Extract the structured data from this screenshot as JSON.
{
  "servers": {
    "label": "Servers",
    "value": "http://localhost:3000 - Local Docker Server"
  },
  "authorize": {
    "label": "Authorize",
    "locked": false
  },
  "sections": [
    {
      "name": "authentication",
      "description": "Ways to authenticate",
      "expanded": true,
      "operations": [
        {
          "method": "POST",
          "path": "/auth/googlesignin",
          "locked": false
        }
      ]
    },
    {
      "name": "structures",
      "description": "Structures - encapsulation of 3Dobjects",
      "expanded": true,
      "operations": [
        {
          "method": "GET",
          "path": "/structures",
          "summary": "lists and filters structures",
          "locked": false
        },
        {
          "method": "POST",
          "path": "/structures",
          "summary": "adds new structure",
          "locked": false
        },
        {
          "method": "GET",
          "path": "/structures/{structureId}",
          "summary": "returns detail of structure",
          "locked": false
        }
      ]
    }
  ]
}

****

### [WORK TO BE COMPLETED]
Give back all the data exactly as written.

### [TASK SOLUTION]
Extract the structured data from this screenshot as JSON.
{
  "servers": {
    "label": "Servers",
    "value": "http://localhost:3000 - Local Docker Server"
  },
  "authorize": {
    "label": "Authorize",
    "locked": false
  },
  "sections": [
    {
      "name": "authentication",
      "description": "Ways to authenticate",
      "expanded": true,
      "operations": [
        {
          "method": "POST",
          "path": "/auth/googlesignin",
          "locked": false
        }
      ]
    },
    {
      "name": "structures",
      "description": "Structures - encapsulation of 3Dobjects",
      "expanded": true,
      "operations": [
        {
          "method": "GET",
          "path": "/structures",
          "summary": "lists and filters structures",
          "locked": false
        },
        {
          "method": "POST",
          "path": "/structures",
          "summary": "adds new structure",
          "locked": false
        },
        {
          "method": "GET",
          "path": "/structures/{structureId}",
          "summary": "returns detail of structure",
          "locked": false
        }
      ]
    }
  ]
}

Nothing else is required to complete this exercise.